» WORK TO BE COMPLETED: Go through the records and extract every line with the word "content".
:: DATA FOR THIS EXERCISE ::
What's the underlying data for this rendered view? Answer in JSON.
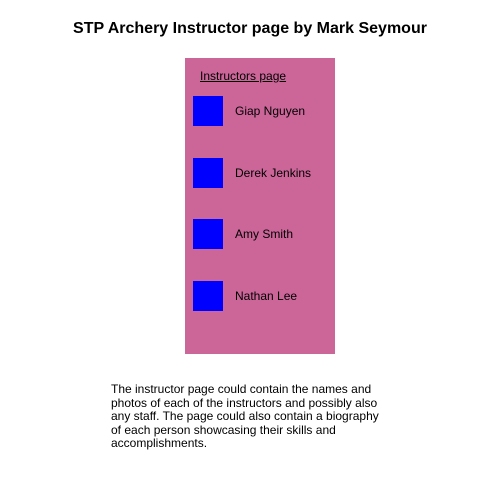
{
  "page": {
    "title": "STP Archery Instructor page by Mark Seymour"
  },
  "panel": {
    "background_color": "#cc6699",
    "heading": "Instructors page",
    "photo_color": "#0000ff",
    "instructors": [
      {
        "name": "Giap Nguyen"
      },
      {
        "name": "Derek Jenkins"
      },
      {
        "name": "Amy Smith"
      },
      {
        "name": "Nathan Lee"
      }
    ]
  },
  "description": {
    "text": "The instructor page could contain the names and photos of each of the instructors and possibly also any staff. The page could also contain a biography of each person showcasing their skills and accomplishments."
  }
}
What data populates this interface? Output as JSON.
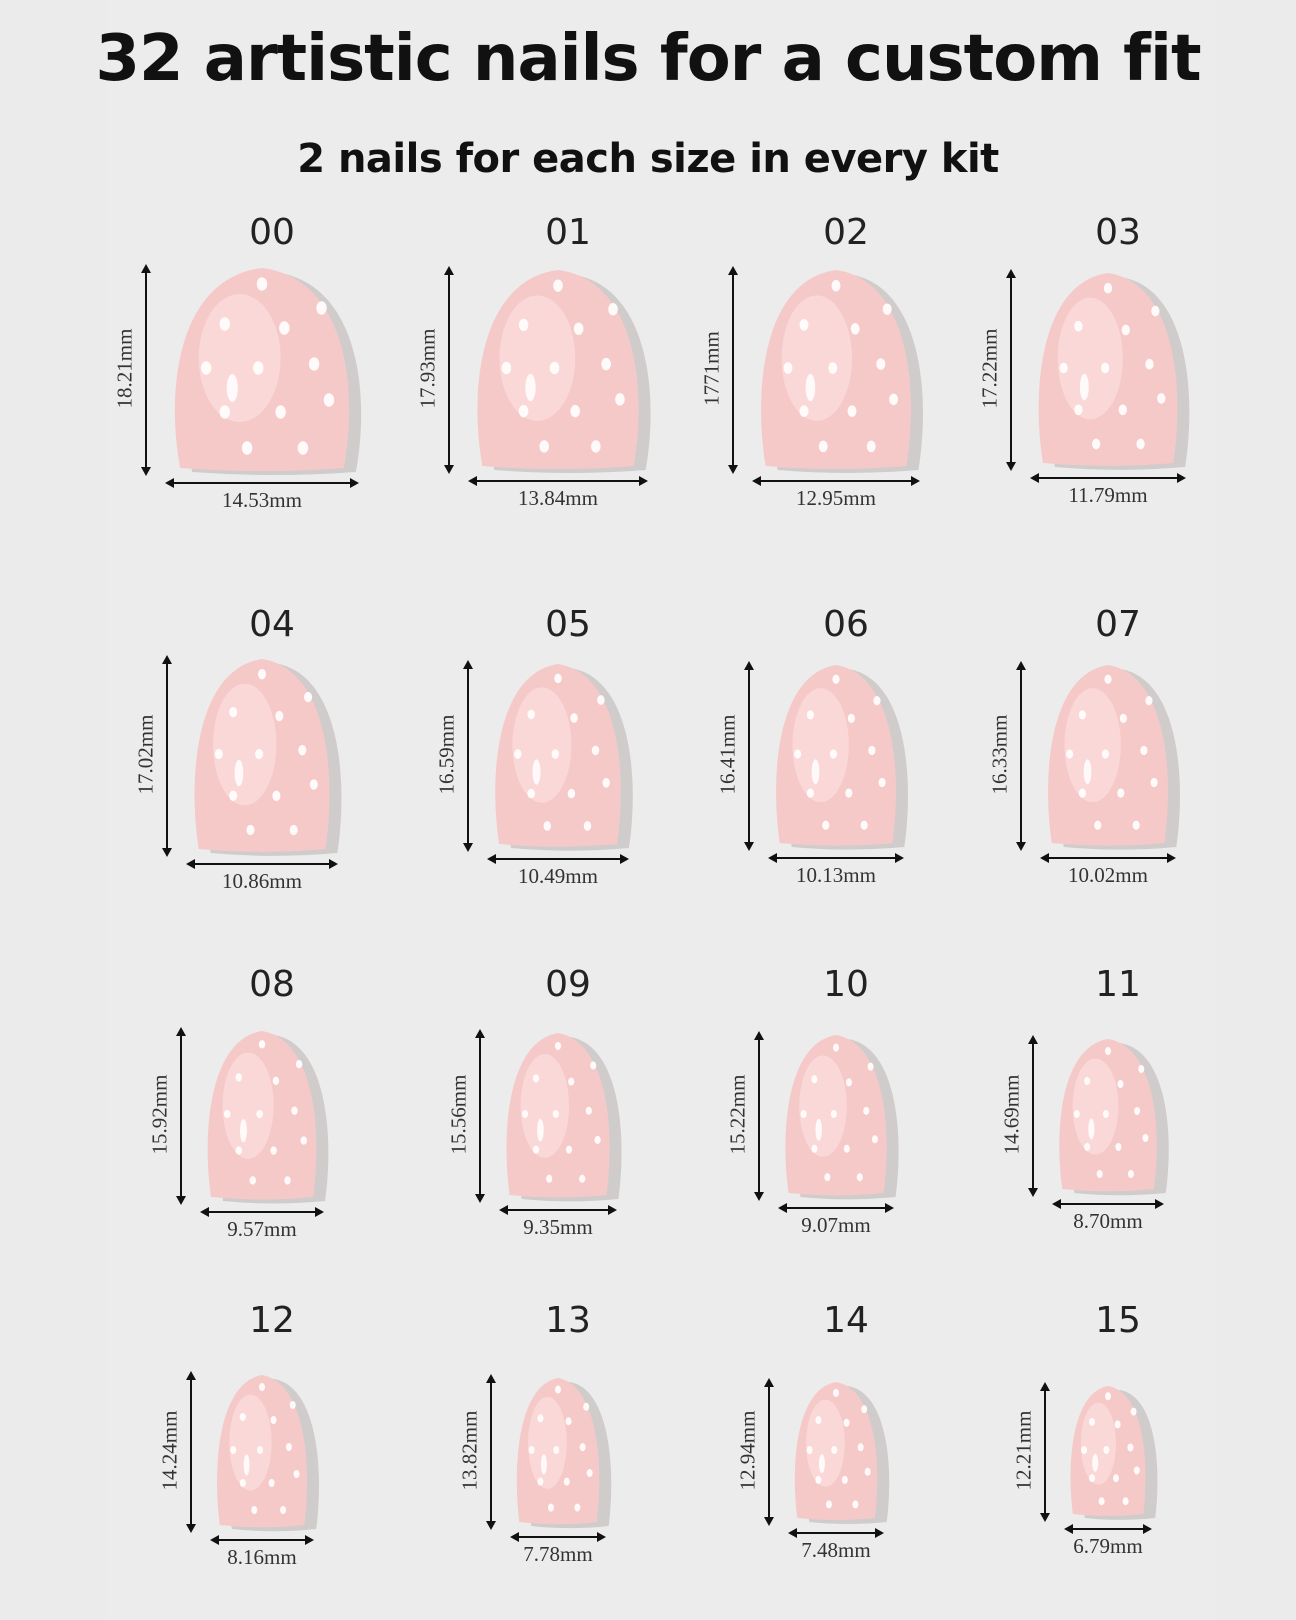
{
  "title": "32 artistic nails for a custom fit",
  "subtitle": "2 nails for each size in every kit",
  "colors": {
    "background": "#ebebeb",
    "nail_fill": "#f6c9c9",
    "nail_highlight": "#fde4e2",
    "dot": "#ffffff",
    "shadow": "#b9b2b2",
    "text": "#111111"
  },
  "nails": [
    {
      "size": "00",
      "length": "18.21mm",
      "width": "14.53mm"
    },
    {
      "size": "01",
      "length": "17.93mm",
      "width": "13.84mm"
    },
    {
      "size": "02",
      "length": "1771mm",
      "width": "12.95mm"
    },
    {
      "size": "03",
      "length": "17.22mm",
      "width": "11.79mm"
    },
    {
      "size": "04",
      "length": "17.02mm",
      "width": "10.86mm"
    },
    {
      "size": "05",
      "length": "16.59mm",
      "width": "10.49mm"
    },
    {
      "size": "06",
      "length": "16.41mm",
      "width": "10.13mm"
    },
    {
      "size": "07",
      "length": "16.33mm",
      "width": "10.02mm"
    },
    {
      "size": "08",
      "length": "15.92mm",
      "width": "9.57mm"
    },
    {
      "size": "09",
      "length": "15.56mm",
      "width": "9.35mm"
    },
    {
      "size": "10",
      "length": "15.22mm",
      "width": "9.07mm"
    },
    {
      "size": "11",
      "length": "14.69mm",
      "width": "8.70mm"
    },
    {
      "size": "12",
      "length": "14.24mm",
      "width": "8.16mm"
    },
    {
      "size": "13",
      "length": "13.82mm",
      "width": "7.78mm"
    },
    {
      "size": "14",
      "length": "12.94mm",
      "width": "7.48mm"
    },
    {
      "size": "15",
      "length": "12.21mm",
      "width": "6.79mm"
    }
  ]
}
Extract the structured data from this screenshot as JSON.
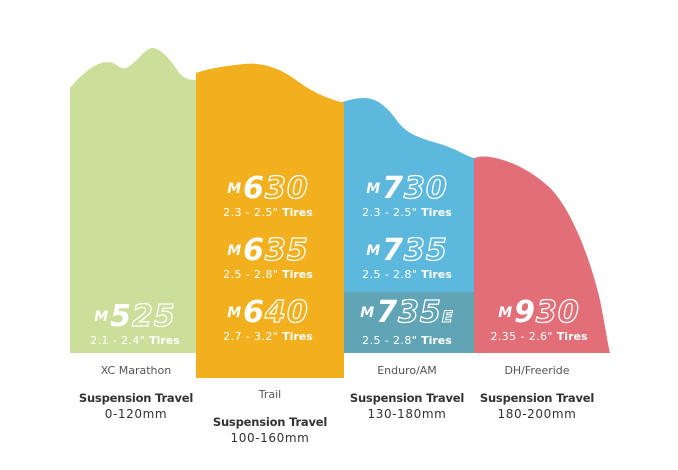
{
  "colors": {
    "xc": "#ccdf9a",
    "trail": "#f2b01e",
    "enduro": "#5db8dd",
    "enduro_bottom": "#60a4b6",
    "dh": "#e26f78",
    "text": "#333333"
  },
  "columns": [
    {
      "category": "XC Marathon",
      "suspension_title": "Suspension Travel",
      "suspension_range": "0-120mm",
      "models": [
        {
          "prefix": "M",
          "first_digit": "5",
          "rest": "25",
          "suffix": "",
          "tire_range": "2.1 - 2.4\"",
          "tire_word": "Tires"
        }
      ]
    },
    {
      "category": "Trail",
      "suspension_title": "Suspension Travel",
      "suspension_range": "100-160mm",
      "models": [
        {
          "prefix": "M",
          "first_digit": "6",
          "rest": "30",
          "suffix": "",
          "tire_range": "2.3 - 2.5\"",
          "tire_word": "Tires"
        },
        {
          "prefix": "M",
          "first_digit": "6",
          "rest": "35",
          "suffix": "",
          "tire_range": "2.5 - 2.8\"",
          "tire_word": "Tires"
        },
        {
          "prefix": "M",
          "first_digit": "6",
          "rest": "40",
          "suffix": "",
          "tire_range": "2.7 - 3.2\"",
          "tire_word": "Tires"
        }
      ]
    },
    {
      "category": "Enduro/AM",
      "suspension_title": "Suspension Travel",
      "suspension_range": "130-180mm",
      "models": [
        {
          "prefix": "M",
          "first_digit": "7",
          "rest": "30",
          "suffix": "",
          "tire_range": "2.3 - 2.5\"",
          "tire_word": "Tires"
        },
        {
          "prefix": "M",
          "first_digit": "7",
          "rest": "35",
          "suffix": "",
          "tire_range": "2.5 - 2.8\"",
          "tire_word": "Tires"
        },
        {
          "prefix": "M",
          "first_digit": "7",
          "rest": "35",
          "suffix": "E",
          "tire_range": "2.5 - 2.8\"",
          "tire_word": "Tires"
        }
      ]
    },
    {
      "category": "DH/Freeride",
      "suspension_title": "Suspension Travel",
      "suspension_range": "180-200mm",
      "models": [
        {
          "prefix": "M",
          "first_digit": "9",
          "rest": "30",
          "suffix": "",
          "tire_range": "2.35 - 2.6\"",
          "tire_word": "Tires"
        }
      ]
    }
  ]
}
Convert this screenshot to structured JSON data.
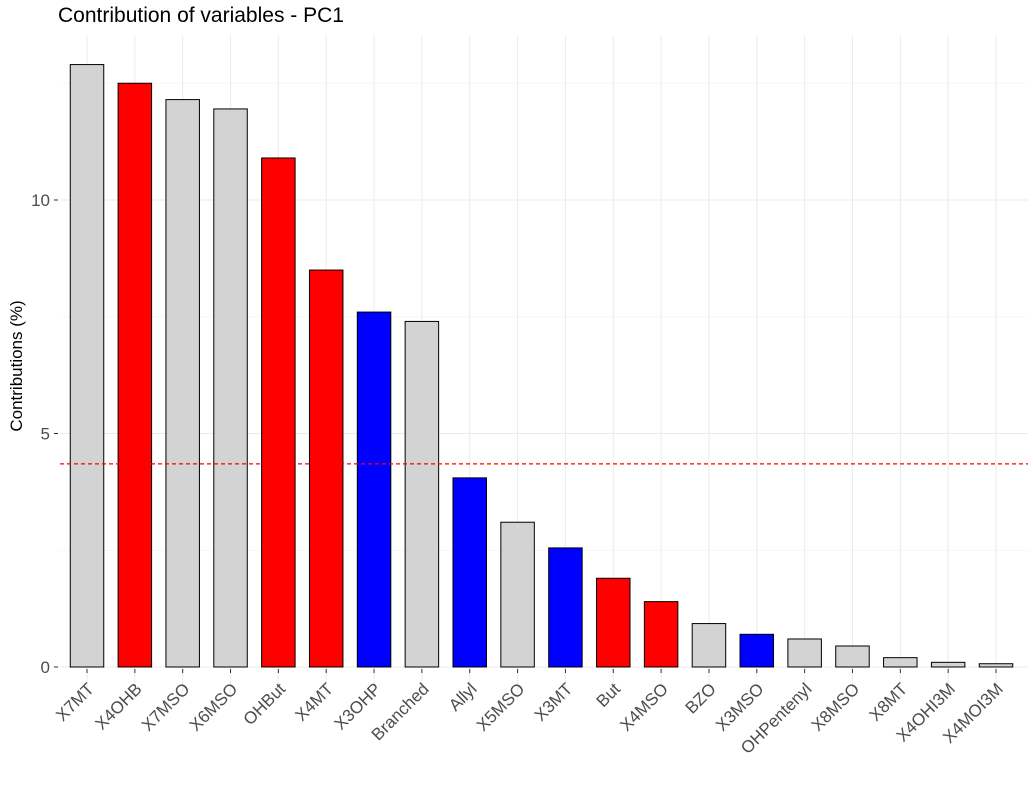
{
  "chart_data": {
    "type": "bar",
    "title": "Contribution of variables - PC1",
    "xlabel": "",
    "ylabel": "Contributions (%)",
    "ylim": [
      -0.7,
      13.9
    ],
    "yticks": [
      0,
      5,
      10
    ],
    "grid": true,
    "reference_line": {
      "value": 4.35,
      "color": "#ff0000",
      "style": "dashed"
    },
    "categories": [
      "X7MT",
      "X4OHB",
      "X7MSO",
      "X6MSO",
      "OHBut",
      "X4MT",
      "X3OHP",
      "Branched",
      "Allyl",
      "X5MSO",
      "X3MT",
      "But",
      "X4MSO",
      "BZO",
      "X3MSO",
      "OHPentenyl",
      "X8MSO",
      "X8MT",
      "X4OHI3M",
      "X4MOI3M"
    ],
    "values": [
      12.9,
      12.5,
      12.15,
      11.95,
      10.9,
      8.5,
      7.6,
      7.4,
      4.05,
      3.1,
      2.55,
      1.9,
      1.4,
      0.93,
      0.7,
      0.6,
      0.45,
      0.2,
      0.1,
      0.07
    ],
    "colors": [
      "#d3d3d3",
      "#ff0000",
      "#d3d3d3",
      "#d3d3d3",
      "#ff0000",
      "#ff0000",
      "#0000ff",
      "#d3d3d3",
      "#0000ff",
      "#d3d3d3",
      "#0000ff",
      "#ff0000",
      "#ff0000",
      "#d3d3d3",
      "#0000ff",
      "#d3d3d3",
      "#d3d3d3",
      "#d3d3d3",
      "#d3d3d3",
      "#d3d3d3"
    ]
  }
}
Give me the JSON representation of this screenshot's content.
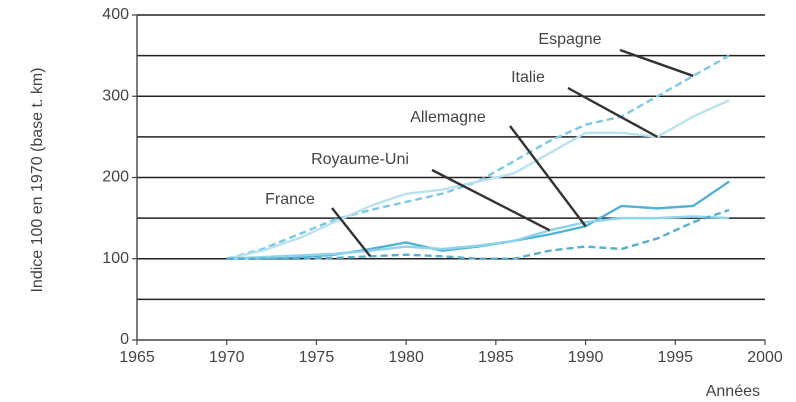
{
  "chart_data": {
    "type": "line",
    "y_label": "Indice 100 en 1970 (base t. km)",
    "x_label": "Années",
    "x": [
      1970,
      1972,
      1974,
      1976,
      1978,
      1980,
      1982,
      1984,
      1986,
      1988,
      1990,
      1992,
      1994,
      1996,
      1998
    ],
    "series": [
      {
        "name": "Espagne",
        "color": "#7cc8e4",
        "style": "dashed",
        "values": [
          100,
          112,
          130,
          148,
          160,
          170,
          180,
          195,
          220,
          245,
          265,
          275,
          300,
          325,
          350
        ]
      },
      {
        "name": "Italie",
        "color": "#b9e2f0",
        "style": "solid",
        "values": [
          100,
          110,
          125,
          145,
          165,
          180,
          185,
          195,
          205,
          230,
          255,
          255,
          250,
          275,
          295
        ]
      },
      {
        "name": "Allemagne",
        "color": "#4fb2d6",
        "style": "solid",
        "values": [
          100,
          101,
          102,
          105,
          112,
          120,
          110,
          115,
          122,
          130,
          140,
          165,
          162,
          165,
          195
        ]
      },
      {
        "name": "Royaume-Uni",
        "color": "#8fd3ea",
        "style": "solid",
        "values": [
          100,
          102,
          104,
          106,
          110,
          115,
          112,
          116,
          122,
          135,
          145,
          150,
          150,
          152,
          150
        ]
      },
      {
        "name": "France",
        "color": "#5aaed0",
        "style": "dashed",
        "values": [
          100,
          100,
          100,
          101,
          103,
          105,
          103,
          100,
          100,
          110,
          115,
          112,
          125,
          145,
          160
        ]
      }
    ],
    "xlim": [
      1965,
      2000
    ],
    "xticks": [
      1965,
      1970,
      1975,
      1980,
      1985,
      1990,
      1995,
      2000
    ],
    "ylim": [
      0,
      400
    ],
    "yticks": [
      0,
      100,
      200,
      300,
      400
    ],
    "minor_grid": [
      50,
      150,
      250,
      350
    ],
    "grid": true
  }
}
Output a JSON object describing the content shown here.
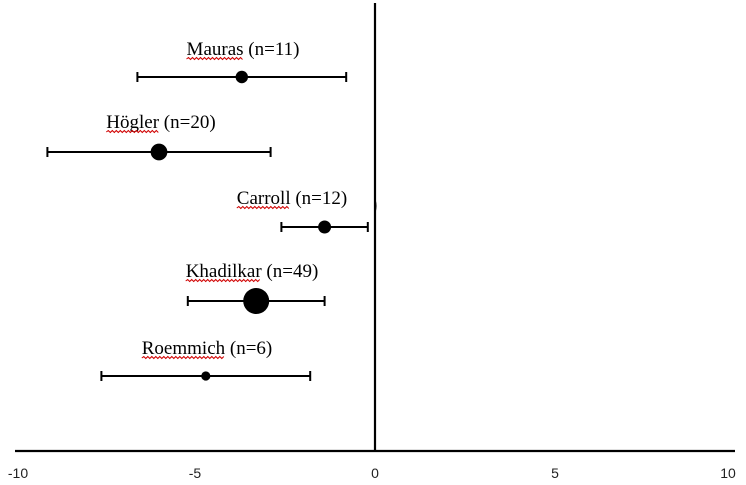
:::
» SOLUTION:
Give me the JSON representation of this screenshot's content.
Output a JSON object describing the content shown here.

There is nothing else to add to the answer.